Pick out each line with the word "États" from the material that follows.

..............................

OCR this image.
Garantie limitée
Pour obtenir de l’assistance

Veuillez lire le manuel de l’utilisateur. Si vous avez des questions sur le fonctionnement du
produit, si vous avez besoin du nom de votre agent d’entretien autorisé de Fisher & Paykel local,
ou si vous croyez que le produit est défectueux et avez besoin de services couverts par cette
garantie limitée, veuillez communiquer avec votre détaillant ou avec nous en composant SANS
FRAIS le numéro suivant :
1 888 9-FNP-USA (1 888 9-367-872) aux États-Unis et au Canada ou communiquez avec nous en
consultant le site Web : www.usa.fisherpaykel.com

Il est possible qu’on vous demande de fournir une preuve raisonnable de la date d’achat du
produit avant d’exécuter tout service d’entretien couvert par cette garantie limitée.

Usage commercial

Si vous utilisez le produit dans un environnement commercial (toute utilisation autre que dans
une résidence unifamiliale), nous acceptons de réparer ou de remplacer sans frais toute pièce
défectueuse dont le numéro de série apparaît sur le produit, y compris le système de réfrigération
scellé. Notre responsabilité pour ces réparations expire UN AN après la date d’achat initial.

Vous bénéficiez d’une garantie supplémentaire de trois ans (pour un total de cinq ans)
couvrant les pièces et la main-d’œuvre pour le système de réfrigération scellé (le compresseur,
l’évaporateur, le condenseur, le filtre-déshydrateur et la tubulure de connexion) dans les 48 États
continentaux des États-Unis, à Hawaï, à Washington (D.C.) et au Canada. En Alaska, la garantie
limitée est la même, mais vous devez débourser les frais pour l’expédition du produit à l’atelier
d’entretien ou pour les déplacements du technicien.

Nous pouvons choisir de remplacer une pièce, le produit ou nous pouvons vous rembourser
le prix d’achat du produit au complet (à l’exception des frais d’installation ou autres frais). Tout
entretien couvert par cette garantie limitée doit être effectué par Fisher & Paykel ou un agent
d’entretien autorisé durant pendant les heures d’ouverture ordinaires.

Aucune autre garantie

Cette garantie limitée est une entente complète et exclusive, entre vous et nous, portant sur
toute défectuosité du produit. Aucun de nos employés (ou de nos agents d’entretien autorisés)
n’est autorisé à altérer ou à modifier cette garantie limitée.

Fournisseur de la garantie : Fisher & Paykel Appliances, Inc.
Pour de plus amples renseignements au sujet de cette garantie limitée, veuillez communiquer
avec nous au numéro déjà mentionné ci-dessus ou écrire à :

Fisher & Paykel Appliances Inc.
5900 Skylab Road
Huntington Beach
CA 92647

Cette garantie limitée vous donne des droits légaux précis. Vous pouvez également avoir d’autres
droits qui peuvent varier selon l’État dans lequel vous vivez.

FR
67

..............................

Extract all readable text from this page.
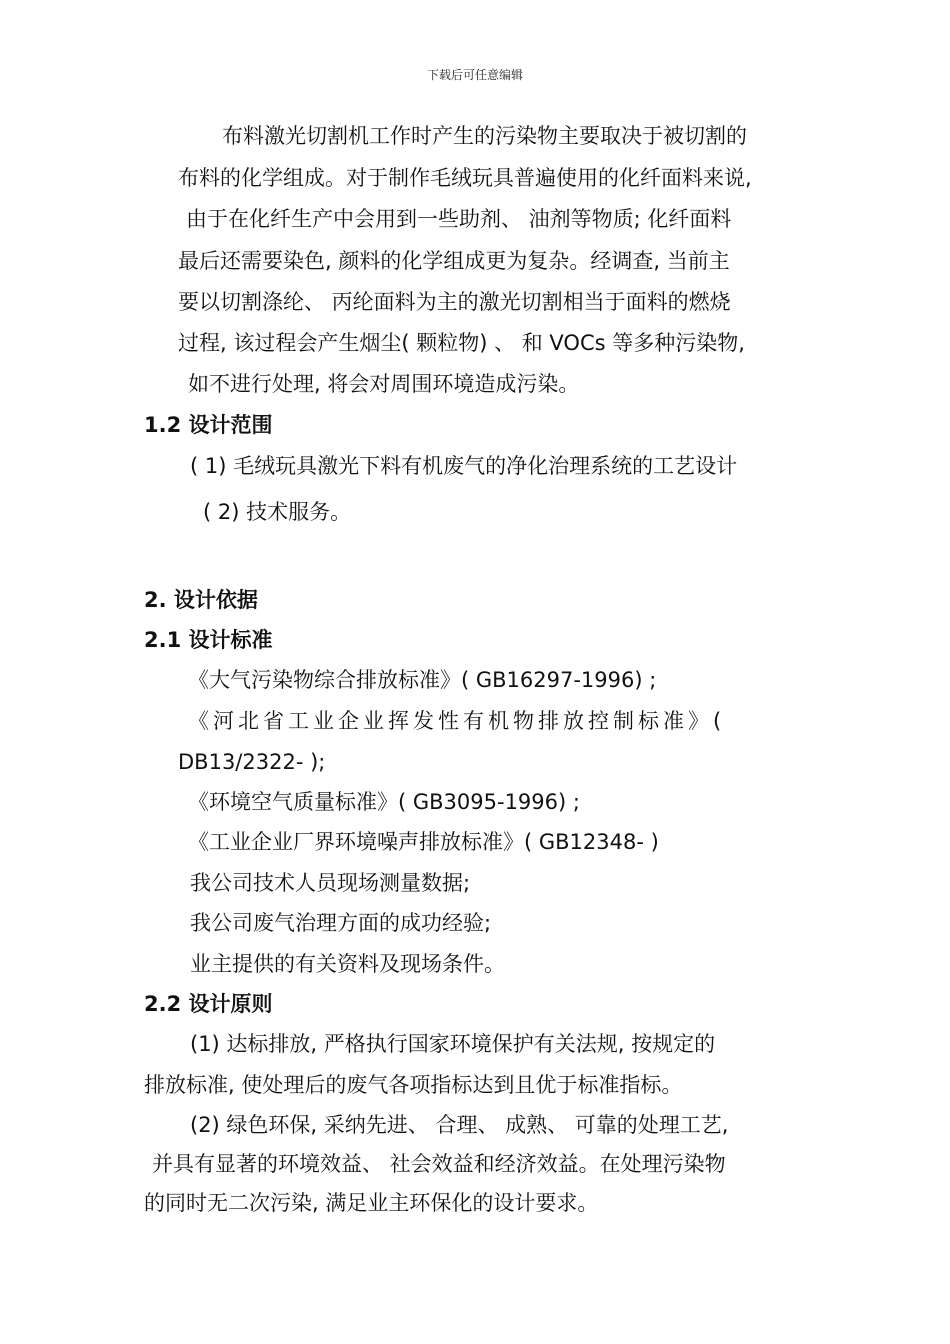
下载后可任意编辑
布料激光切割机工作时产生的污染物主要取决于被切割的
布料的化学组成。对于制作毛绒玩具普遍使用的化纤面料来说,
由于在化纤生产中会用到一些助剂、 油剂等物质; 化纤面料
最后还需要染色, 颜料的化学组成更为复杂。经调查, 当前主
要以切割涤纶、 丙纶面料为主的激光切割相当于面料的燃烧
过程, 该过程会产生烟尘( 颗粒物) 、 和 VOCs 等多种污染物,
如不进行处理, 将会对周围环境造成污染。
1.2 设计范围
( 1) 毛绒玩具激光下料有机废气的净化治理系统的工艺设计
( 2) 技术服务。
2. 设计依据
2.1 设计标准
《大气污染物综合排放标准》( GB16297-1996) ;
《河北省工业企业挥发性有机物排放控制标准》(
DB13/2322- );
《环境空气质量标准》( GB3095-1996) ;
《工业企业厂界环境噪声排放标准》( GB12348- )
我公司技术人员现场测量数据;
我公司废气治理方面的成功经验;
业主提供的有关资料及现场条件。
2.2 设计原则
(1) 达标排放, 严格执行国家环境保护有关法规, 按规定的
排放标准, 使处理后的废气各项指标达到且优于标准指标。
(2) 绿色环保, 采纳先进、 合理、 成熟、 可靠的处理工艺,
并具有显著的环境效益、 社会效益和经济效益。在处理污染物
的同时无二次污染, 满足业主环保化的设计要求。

..............................

## SOLUTION TO THIS PROBLEM:
1 888 9-FNP-USA (1 888 9-367-872) aux États-Unis et au Canada ou communiquez avec nous en
l’évaporateur, le condenseur, le filtre-déshydrateur et la tubulure de connexion) dans les 48 États
continentaux des États-Unis, à Hawaï, à Washington (D.C.) et au Canada. En Alaska, la garantie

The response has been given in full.